For every line in the records that has the word "Προσαρμογέας", make a copy.

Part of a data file

↓

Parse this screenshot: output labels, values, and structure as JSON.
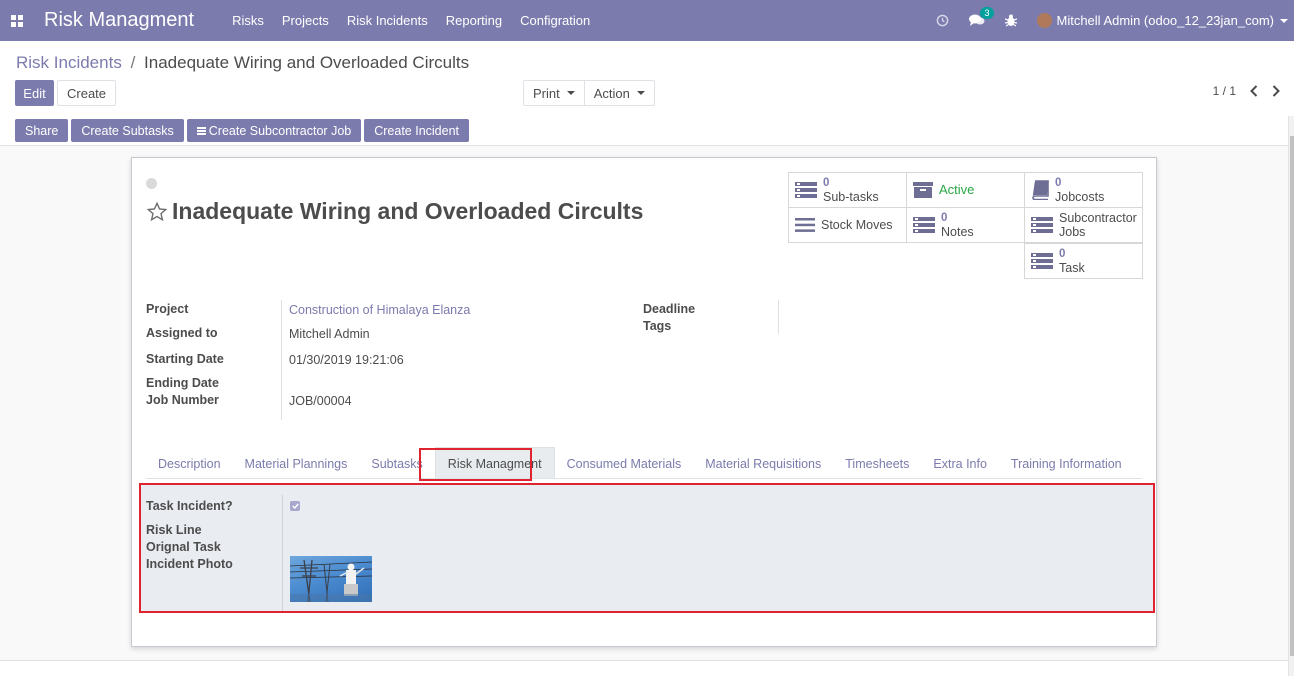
{
  "navbar": {
    "brand": "Risk Managment",
    "menu": [
      "Risks",
      "Projects",
      "Risk Incidents",
      "Reporting",
      "Configration"
    ],
    "messages_count": "3",
    "user": "Mitchell Admin (odoo_12_23jan_com)",
    "accent": "#7c7bad"
  },
  "breadcrumb": {
    "parent": "Risk Incidents",
    "separator": "/",
    "current": "Inadequate Wiring and Overloaded Circults"
  },
  "control_panel": {
    "edit": "Edit",
    "create": "Create",
    "print": "Print",
    "action": "Action",
    "pager": "1 / 1"
  },
  "header_buttons": {
    "share": "Share",
    "create_subtasks": "Create Subtasks",
    "create_subcontractor_job": "Create Subcontractor Job",
    "create_incident": "Create Incident"
  },
  "record": {
    "title": "Inadequate Wiring and Overloaded Circults"
  },
  "smart_buttons": {
    "subtasks": {
      "value": "0",
      "label": "Sub-tasks"
    },
    "active": {
      "label": "Active"
    },
    "jobcosts": {
      "value": "0",
      "label": "Jobcosts"
    },
    "stock_moves": {
      "label": "Stock Moves"
    },
    "notes": {
      "value": "0",
      "label": "Notes"
    },
    "subcontractor_jobs": {
      "label1": "Subcontractor",
      "label2": "Jobs"
    },
    "task": {
      "value": "0",
      "label": "Task"
    }
  },
  "fields": {
    "project_label": "Project",
    "project_value": "Construction of Himalaya Elanza",
    "assigned_label": "Assigned to",
    "assigned_value": "Mitchell Admin",
    "starting_label": "Starting Date",
    "starting_value": "01/30/2019 19:21:06",
    "ending_label": "Ending Date",
    "job_label": "Job Number",
    "job_value": "JOB/00004",
    "deadline_label": "Deadline",
    "tags_label": "Tags"
  },
  "tabs": [
    "Description",
    "Material Plannings",
    "Subtasks",
    "Risk Managment",
    "Consumed Materials",
    "Material Requisitions",
    "Timesheets",
    "Extra Info",
    "Training Information"
  ],
  "risk_tab": {
    "task_incident_label": "Task Incident?",
    "task_incident_checked": true,
    "risk_line_label": "Risk Line",
    "orignal_task_label": "Orignal Task",
    "incident_photo_label": "Incident Photo"
  }
}
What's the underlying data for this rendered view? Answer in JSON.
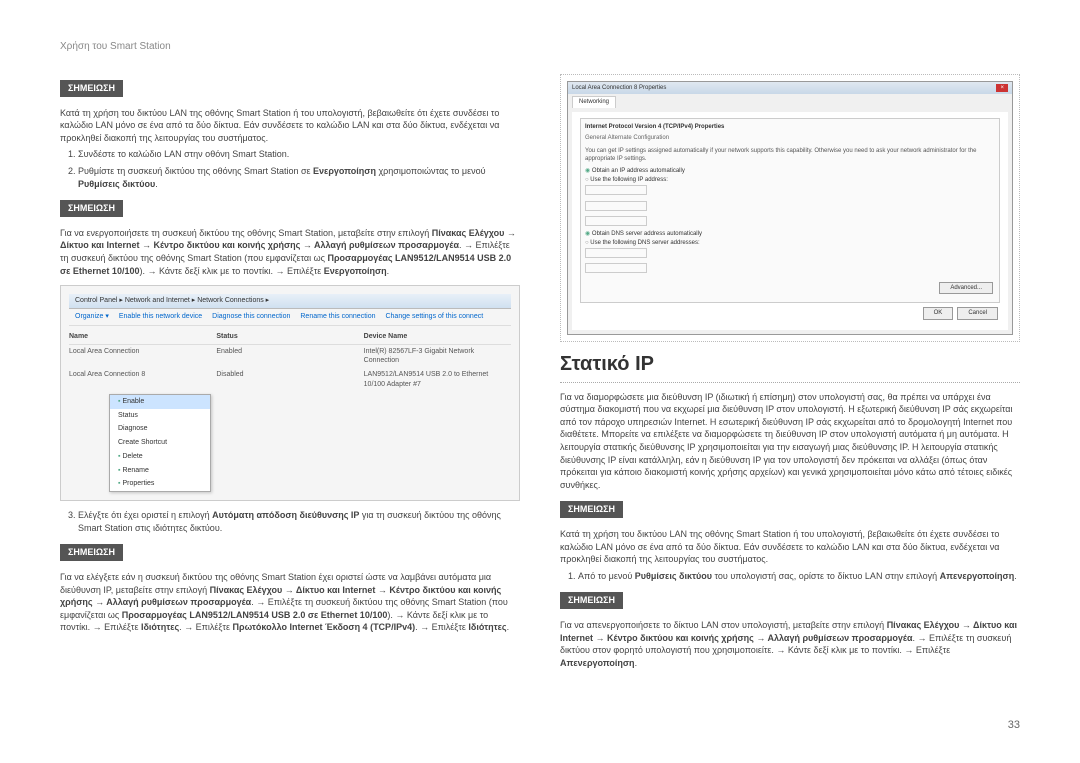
{
  "header": "Χρήση του Smart Station",
  "note_label": "ΣΗΜΕΙΩΣΗ",
  "left": {
    "intro": "Κατά τη χρήση του δικτύου LAN της οθόνης Smart Station ή του υπολογιστή, βεβαιωθείτε ότι έχετε συνδέσει το καλώδιο LAN μόνο σε ένα από τα δύο δίκτυα. Εάν συνδέσετε το καλώδιο LAN και στα δύο δίκτυα, ενδέχεται να προκληθεί διακοπή της λειτουργίας του συστήματος.",
    "li1": "Συνδέστε το καλώδιο LAN στην οθόνη Smart Station.",
    "li2_a": "Ρυθμίστε τη συσκευή δικτύου της οθόνης Smart Station σε ",
    "li2_b": "Ενεργοποίηση",
    "li2_c": " χρησιμοποιώντας το μενού ",
    "li2_d": "Ρυθμίσεις δικτύου",
    "note2_a": "Για να ενεργοποιήσετε τη συσκευή δικτύου της οθόνης Smart Station, μεταβείτε στην επιλογή ",
    "note2_b": "Πίνακας Ελέγχου → Δίκτυο και Internet → Κέντρο δικτύου και κοινής χρήσης → Αλλαγή ρυθμίσεων προσαρμογέα",
    "note2_c": ". → Επιλέξτε τη συσκευή δικτύου της οθόνης Smart Station (που εμφανίζεται ως ",
    "note2_d": "Προσαρμογέας LAN9512/LAN9514 USB 2.0 σε Ethernet 10/100",
    "note2_e": "). → Κάντε δεξί κλικ με το ποντίκι. → Επιλέξτε ",
    "note2_f": "Ενεργοποίηση",
    "li3_a": "Ελέγξτε ότι έχει οριστεί η επιλογή ",
    "li3_b": "Αυτόματη απόδοση διεύθυνσης IP",
    "li3_c": " για τη συσκευή δικτύου της οθόνης Smart Station στις ιδιότητες δικτύου.",
    "note3_a": "Για να ελέγξετε εάν η συσκευή δικτύου της οθόνης Smart Station έχει οριστεί ώστε να λαμβάνει αυτόματα μια διεύθυνση IP, μεταβείτε στην επιλογή ",
    "note3_b": "Πίνακας Ελέγχου → Δίκτυο και Internet → Κέντρο δικτύου και κοινής χρήσης → Αλλαγή ρυθμίσεων προσαρμογέα",
    "note3_c": ". → Επιλέξτε τη συσκευή δικτύου της οθόνης Smart Station (που εμφανίζεται ως ",
    "note3_d": "Προσαρμογέας LAN9512/LAN9514 USB 2.0 σε Ethernet 10/100",
    "note3_e": "). → Κάντε δεξί κλικ με το ποντίκι. → Επιλέξτε ",
    "note3_f": "Ιδιότητες",
    "note3_g": ". → Επιλέξτε ",
    "note3_h": "Πρωτόκολλο Internet Έκδοση 4 (TCP/IPv4)",
    "note3_i": ". → Επιλέξτε ",
    "note3_j": "Ιδιότητες"
  },
  "ss1": {
    "crumb": "Control Panel ▸ Network and Internet ▸ Network Connections ▸",
    "tb": [
      "Organize ▾",
      "Enable this network device",
      "Diagnose this connection",
      "Rename this connection",
      "Change settings of this connect"
    ],
    "th": [
      "Name",
      "Status",
      "Device Name"
    ],
    "r1": [
      "Local Area Connection",
      "Enabled",
      "Intel(R) 82567LF-3 Gigabit Network Connection"
    ],
    "r2": [
      "Local Area Connection 8",
      "Disabled",
      "LAN9512/LAN9514 USB 2.0 to Ethernet 10/100 Adapter #7"
    ],
    "menu": [
      "Enable",
      "Status",
      "Diagnose",
      "Create Shortcut",
      "Delete",
      "Rename",
      "Properties"
    ]
  },
  "ss2": {
    "title": "Local Area Connection 8 Properties",
    "tab": "Networking",
    "item": "Internet Protocol Version 4 (TCP/IPv4) Properties",
    "subtab": "General   Alternate Configuration",
    "desc": "You can get IP settings assigned automatically if your network supports this capability. Otherwise you need to ask your network administrator for the appropriate IP settings.",
    "r1": "Obtain an IP address automatically",
    "r2": "Use the following IP address:",
    "r3": "Obtain DNS server address automatically",
    "r4": "Use the following DNS server addresses:",
    "adv": "Advanced...",
    "ok": "OK",
    "cancel": "Cancel"
  },
  "right": {
    "title": "Στατικό IP",
    "intro": "Για να διαμορφώσετε μια διεύθυνση IP (ιδιωτική ή επίσημη) στον υπολογιστή σας, θα πρέπει να υπάρχει ένα σύστημα διακομιστή που να εκχωρεί μια διεύθυνση IP στον υπολογιστή. Η εξωτερική διεύθυνση IP σάς εκχωρείται από τον πάροχο υπηρεσιών Internet. Η εσωτερική διεύθυνση IP σάς εκχωρείται από το δρομολογητή Internet που διαθέτετε. Μπορείτε να επιλέξετε να διαμορφώσετε τη διεύθυνση IP στον υπολογιστή αυτόματα ή μη αυτόματα. Η λειτουργία στατικής διεύθυνσης IP χρησιμοποιείται για την εισαγωγή μιας διεύθυνσης IP. Η λειτουργία στατικής διεύθυνσης IP είναι κατάλληλη, εάν η διεύθυνση IP για τον υπολογιστή δεν πρόκειται να αλλάξει (όπως όταν πρόκειται για κάποιο διακομιστή κοινής χρήσης αρχείων) και γενικά χρησιμοποιείται μόνο κάτω από τέτοιες ειδικές συνθήκες.",
    "note1": "Κατά τη χρήση του δικτύου LAN της οθόνης Smart Station ή του υπολογιστή, βεβαιωθείτε ότι έχετε συνδέσει το καλώδιο LAN μόνο σε ένα από τα δύο δίκτυα. Εάν συνδέσετε το καλώδιο LAN και στα δύο δίκτυα, ενδέχεται να προκληθεί διακοπή της λειτουργίας του συστήματος.",
    "li1_a": "Από το μενού ",
    "li1_b": "Ρυθμίσεις δικτύου",
    "li1_c": " του υπολογιστή σας, ορίστε το δίκτυο LAN στην επιλογή ",
    "li1_d": "Απενεργοποίηση",
    "note2_a": "Για να απενεργοποιήσετε το δίκτυο LAN στον υπολογιστή, μεταβείτε στην επιλογή ",
    "note2_b": "Πίνακας Ελέγχου → Δίκτυο και Internet → Κέντρο δικτύου και κοινής χρήσης → Αλλαγή ρυθμίσεων προσαρμογέα",
    "note2_c": ". → Επιλέξτε τη συσκευή δικτύου στον φορητό υπολογιστή που χρησιμοποιείτε. → Κάντε δεξί κλικ με το ποντίκι. → Επιλέξτε ",
    "note2_d": "Απενεργοποίηση"
  },
  "page_num": "33"
}
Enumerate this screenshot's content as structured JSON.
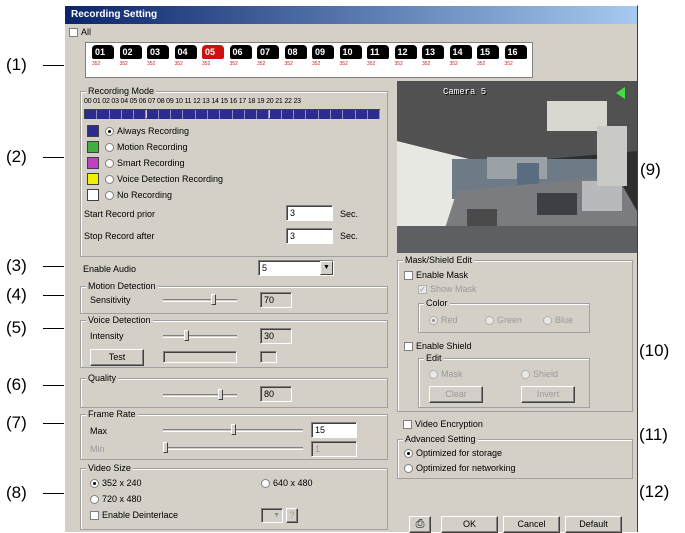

↑

### Reply
    "note2_d": "Προσαρμογέας LAN9512/LAN9514 USB 2.0 σε Ethernet 10/100",
    "note3_d": "Προσαρμογέας LAN9512/LAN9514 USB 2.0 σε Ethernet 10/100",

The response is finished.